[Records from a dataset]
_ _ _ _ _

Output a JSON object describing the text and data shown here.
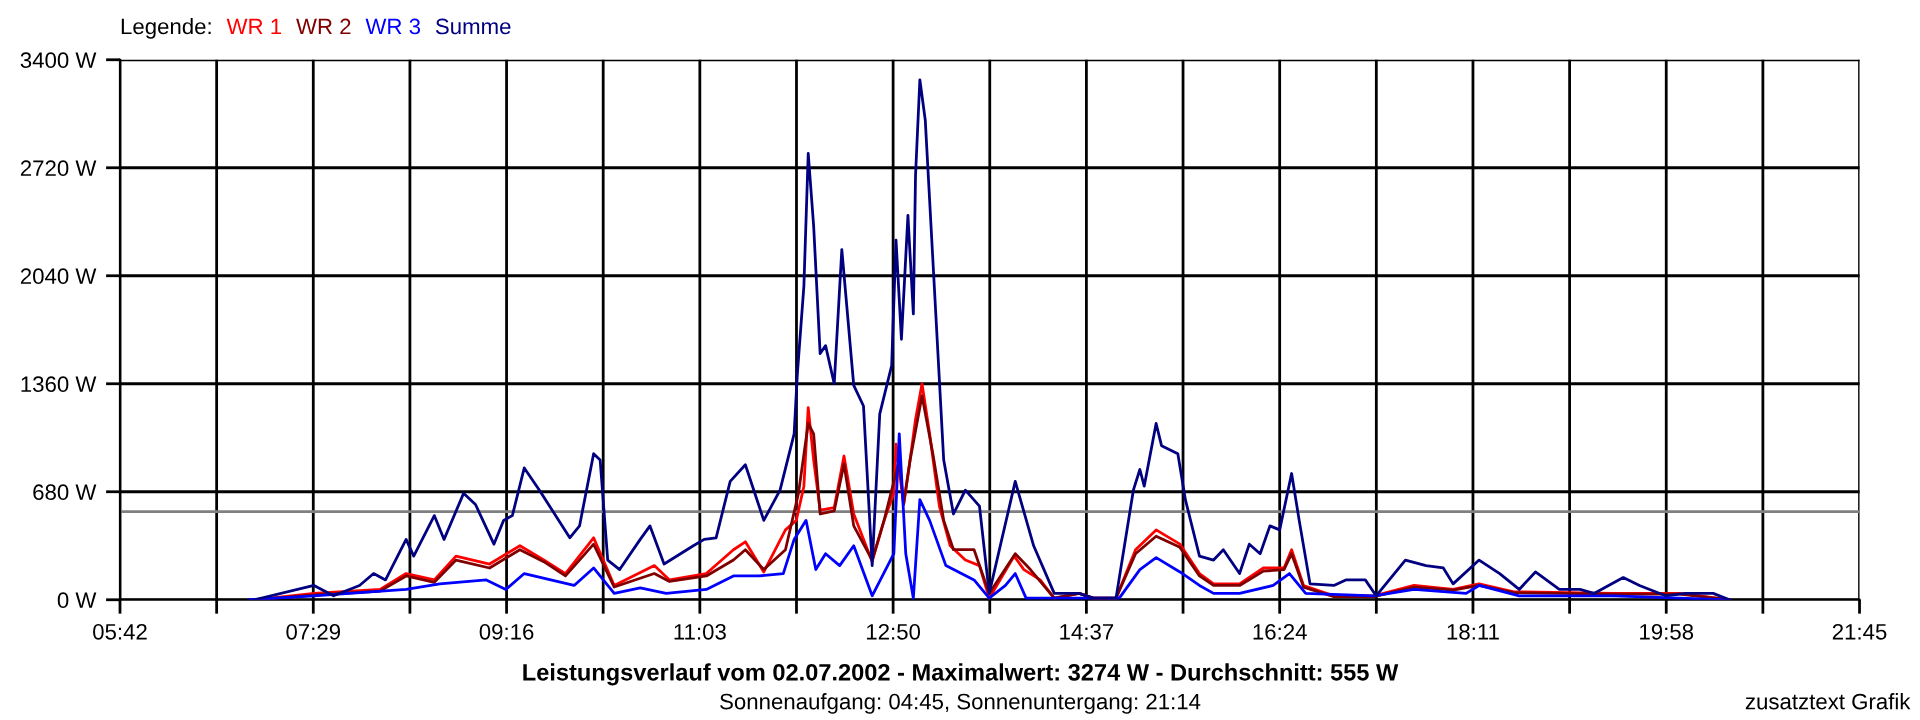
{
  "chart_data": {
    "type": "line",
    "title": "Leistungsverlauf vom 02.07.2002 - Maximalwert: 3274 W - Durchschnitt: 555 W",
    "subtitle": "Sonnenaufgang: 04:45, Sonnenuntergang: 21:14",
    "legend_title": "Legende:",
    "annotations": [
      "zusatztext Grafik"
    ],
    "legend": "top left",
    "grid": true,
    "xlim": [
      5.7,
      21.75
    ],
    "xticks": [
      {
        "value": 5.7,
        "label": "05:42"
      },
      {
        "value": 6.5917,
        "label": null
      },
      {
        "value": 7.4833,
        "label": "07:29"
      },
      {
        "value": 8.375,
        "label": null
      },
      {
        "value": 9.2667,
        "label": "09:16"
      },
      {
        "value": 10.1583,
        "label": null
      },
      {
        "value": 11.05,
        "label": "11:03"
      },
      {
        "value": 11.9417,
        "label": null
      },
      {
        "value": 12.8333,
        "label": "12:50"
      },
      {
        "value": 13.725,
        "label": null
      },
      {
        "value": 14.6167,
        "label": "14:37"
      },
      {
        "value": 15.5083,
        "label": null
      },
      {
        "value": 16.4,
        "label": "16:24"
      },
      {
        "value": 17.2917,
        "label": null
      },
      {
        "value": 18.1833,
        "label": "18:11"
      },
      {
        "value": 19.075,
        "label": null
      },
      {
        "value": 19.9667,
        "label": "19:58"
      },
      {
        "value": 20.8583,
        "label": null
      },
      {
        "value": 21.75,
        "label": "21:45"
      }
    ],
    "ylim": [
      0,
      3400
    ],
    "yticks": [
      {
        "value": 0,
        "label": "0 W"
      },
      {
        "value": 680,
        "label": "680 W"
      },
      {
        "value": 1360,
        "label": "1360 W"
      },
      {
        "value": 2040,
        "label": "2040 W"
      },
      {
        "value": 2720,
        "label": "2720 W"
      },
      {
        "value": 3400,
        "label": "3400 W"
      }
    ],
    "ref_lines": [
      {
        "axis": "y",
        "value": 555,
        "color": "#808080"
      }
    ],
    "series": [
      {
        "name": "WR 1",
        "color": "#ff0000",
        "x": [
          6.94,
          7.49,
          8.1,
          8.34,
          8.6,
          8.8,
          9.11,
          9.39,
          9.61,
          9.81,
          10.07,
          10.26,
          10.63,
          10.77,
          11.11,
          11.36,
          11.47,
          11.64,
          11.84,
          11.94,
          12.01,
          12.05,
          12.1,
          12.16,
          12.29,
          12.38,
          12.47,
          12.64,
          12.75,
          12.84,
          12.86,
          12.93,
          12.99,
          13.04,
          13.1,
          13.17,
          13.26,
          13.36,
          13.5,
          13.63,
          13.72,
          13.95,
          14.04,
          14.19,
          14.32,
          14.55,
          14.68,
          14.89,
          15.07,
          15.26,
          15.48,
          15.66,
          15.79,
          16.03,
          16.25,
          16.44,
          16.51,
          16.62,
          16.9,
          17.27,
          17.64,
          18.0,
          18.24,
          18.56,
          19.48,
          20.09,
          20.55
        ],
        "values": [
          0,
          40,
          65,
          165,
          125,
          275,
          225,
          340,
          250,
          165,
          390,
          90,
          215,
          125,
          165,
          315,
          365,
          175,
          440,
          500,
          715,
          1210,
          880,
          565,
          580,
          905,
          540,
          240,
          500,
          670,
          980,
          600,
          880,
          1135,
          1360,
          1045,
          590,
          340,
          250,
          215,
          10,
          275,
          190,
          125,
          10,
          40,
          10,
          10,
          315,
          440,
          350,
          165,
          100,
          100,
          200,
          200,
          315,
          90,
          25,
          25,
          90,
          65,
          100,
          50,
          40,
          40,
          0
        ]
      },
      {
        "name": "WR 2",
        "color": "#800000",
        "x": [
          6.94,
          7.49,
          8.1,
          8.34,
          8.6,
          8.8,
          9.11,
          9.39,
          9.61,
          9.81,
          10.07,
          10.26,
          10.63,
          10.77,
          11.11,
          11.36,
          11.47,
          11.64,
          11.84,
          11.96,
          12.05,
          12.1,
          12.16,
          12.29,
          12.38,
          12.47,
          12.64,
          12.75,
          12.89,
          12.93,
          12.99,
          13.1,
          13.2,
          13.3,
          13.39,
          13.58,
          13.72,
          13.96,
          14.1,
          14.32,
          14.55,
          14.68,
          14.89,
          15.07,
          15.26,
          15.48,
          15.66,
          15.79,
          16.03,
          16.25,
          16.44,
          16.51,
          16.62,
          16.9,
          17.27,
          17.64,
          18.0,
          18.24,
          18.56,
          19.48,
          20.09,
          20.55
        ],
        "values": [
          0,
          30,
          55,
          150,
          110,
          250,
          200,
          315,
          240,
          150,
          350,
          80,
          165,
          115,
          150,
          250,
          315,
          190,
          315,
          670,
          1110,
          1045,
          540,
          560,
          855,
          465,
          250,
          500,
          880,
          600,
          880,
          1285,
          920,
          500,
          315,
          315,
          40,
          290,
          190,
          10,
          40,
          10,
          10,
          290,
          400,
          330,
          150,
          90,
          90,
          180,
          190,
          290,
          80,
          20,
          20,
          80,
          60,
          90,
          45,
          35,
          35,
          0
        ]
      },
      {
        "name": "WR 3",
        "color": "#0000ff",
        "x": [
          6.9,
          7.49,
          8.34,
          8.65,
          9.08,
          9.26,
          9.43,
          9.89,
          10.07,
          10.26,
          10.5,
          10.74,
          11.11,
          11.36,
          11.6,
          11.82,
          11.92,
          12.03,
          12.12,
          12.21,
          12.34,
          12.47,
          12.64,
          12.84,
          12.89,
          12.95,
          13.02,
          13.08,
          13.17,
          13.32,
          13.58,
          13.72,
          13.87,
          13.96,
          14.06,
          14.32,
          14.92,
          15.11,
          15.26,
          15.48,
          15.66,
          15.79,
          16.03,
          16.34,
          16.49,
          16.64,
          17.27,
          17.64,
          18.12,
          18.24,
          18.61,
          19.48,
          20.55
        ],
        "values": [
          0,
          25,
          65,
          100,
          125,
          65,
          165,
          90,
          200,
          40,
          75,
          40,
          65,
          150,
          150,
          165,
          380,
          500,
          190,
          290,
          215,
          340,
          25,
          290,
          1045,
          290,
          10,
          630,
          500,
          215,
          125,
          10,
          90,
          165,
          10,
          10,
          10,
          190,
          265,
          175,
          90,
          40,
          40,
          90,
          165,
          40,
          25,
          65,
          40,
          90,
          25,
          25,
          0
        ]
      },
      {
        "name": "Summe",
        "color": "#000080",
        "x": [
          6.94,
          7.49,
          7.67,
          7.91,
          8.04,
          8.15,
          8.34,
          8.41,
          8.6,
          8.69,
          8.87,
          8.98,
          9.15,
          9.24,
          9.32,
          9.43,
          9.57,
          9.85,
          9.94,
          10.07,
          10.13,
          10.2,
          10.31,
          10.5,
          10.59,
          10.72,
          10.99,
          11.09,
          11.2,
          11.33,
          11.47,
          11.64,
          11.79,
          11.92,
          11.95,
          12.01,
          12.05,
          12.1,
          12.16,
          12.21,
          12.29,
          12.36,
          12.47,
          12.56,
          12.64,
          12.71,
          12.82,
          12.86,
          12.91,
          12.97,
          13.02,
          13.04,
          13.08,
          13.13,
          13.21,
          13.3,
          13.39,
          13.5,
          13.63,
          13.72,
          13.96,
          14.13,
          14.32,
          14.55,
          14.68,
          14.89,
          15.05,
          15.11,
          15.15,
          15.26,
          15.31,
          15.46,
          15.53,
          15.66,
          15.79,
          15.88,
          16.03,
          16.12,
          16.22,
          16.31,
          16.4,
          16.51,
          16.58,
          16.68,
          16.9,
          17.01,
          17.19,
          17.29,
          17.56,
          17.75,
          17.91,
          18.0,
          18.24,
          18.43,
          18.61,
          18.76,
          18.98,
          19.17,
          19.3,
          19.57,
          19.72,
          19.96,
          20.14,
          20.4,
          20.55
        ],
        "values": [
          0,
          90,
          25,
          90,
          165,
          125,
          380,
          275,
          530,
          380,
          670,
          600,
          350,
          500,
          530,
          830,
          690,
          390,
          465,
          920,
          880,
          250,
          190,
          380,
          465,
          225,
          340,
          380,
          390,
          745,
          850,
          500,
          690,
          1045,
          1425,
          1975,
          2810,
          2355,
          1550,
          1600,
          1360,
          2205,
          1350,
          1220,
          215,
          1170,
          1475,
          2265,
          1640,
          2420,
          1800,
          2670,
          3274,
          3020,
          2015,
          880,
          540,
          690,
          590,
          40,
          745,
          340,
          40,
          40,
          10,
          10,
          690,
          820,
          715,
          1110,
          970,
          920,
          630,
          275,
          250,
          315,
          165,
          350,
          290,
          465,
          440,
          795,
          500,
          100,
          90,
          125,
          125,
          25,
          250,
          215,
          200,
          100,
          250,
          165,
          65,
          175,
          65,
          65,
          40,
          140,
          90,
          25,
          40,
          40,
          0
        ]
      }
    ]
  }
}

_ _ _ _ _

◆ **YOUR INSTRUCTIONS**
Locate all lines holding the word "name", then copy them out.

◆ **THE COMPLETED TASK**
        "name": "WR 1",
        "name": "WR 2",
        "name": "WR 3",
        "name": "Summe",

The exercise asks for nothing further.